* _EXERCISE AIM_: Copy each line containing the word "演员迟帅" from the records that follow, please.

———

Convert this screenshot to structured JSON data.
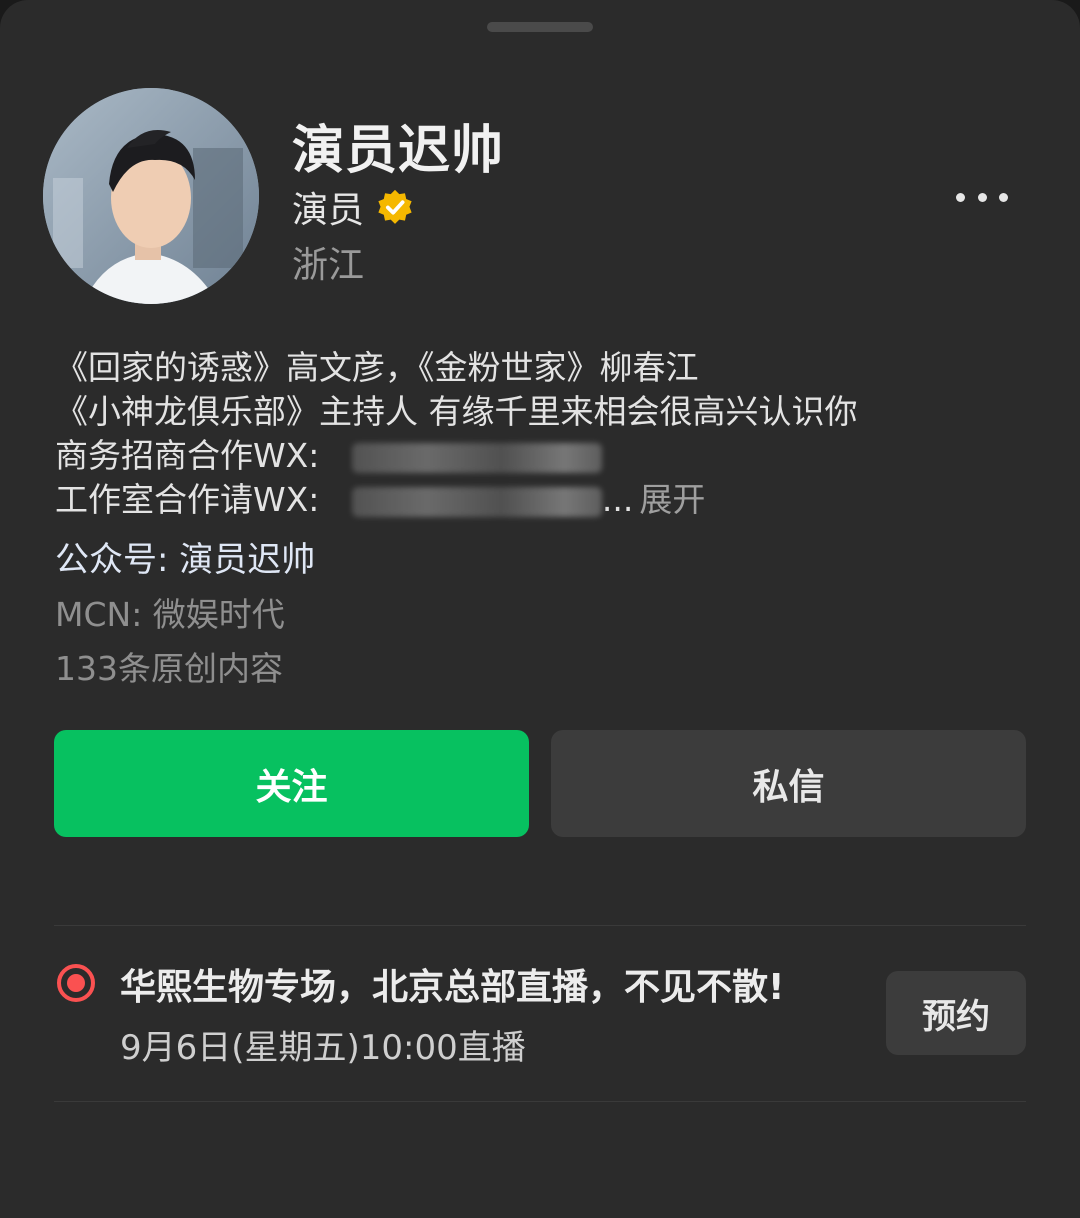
{
  "profile": {
    "name": "演员迟帅",
    "role": "演员",
    "location": "浙江",
    "verified_color": "#f5b800",
    "avatar_icon": "profile-photo"
  },
  "bio": {
    "line1": "《回家的诱惑》高文彦，《金粉世家》柳春江",
    "line2": "《小神龙俱乐部》主持人 有缘千里来相会很高兴认识你",
    "line3_label": "商务招商合作WX: ",
    "line4_label": "工作室合作请WX: ",
    "ellipsis": "...",
    "expand": "展开"
  },
  "official_account": "公众号: 演员迟帅",
  "mcn": "MCN: 微娱时代",
  "original_count": "133条原创内容",
  "buttons": {
    "follow": "关注",
    "message": "私信",
    "follow_color": "#07c160"
  },
  "live": {
    "title": "华熙生物专场，北京总部直播，不见不散!",
    "time": "9月6日(星期五)10:00直播",
    "reserve": "预约",
    "indicator_color": "#fa5151"
  }
}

———

* _FINISHED ANSWER_:
    "name": "演员迟帅",
  "official_account": "公众号: 演员迟帅",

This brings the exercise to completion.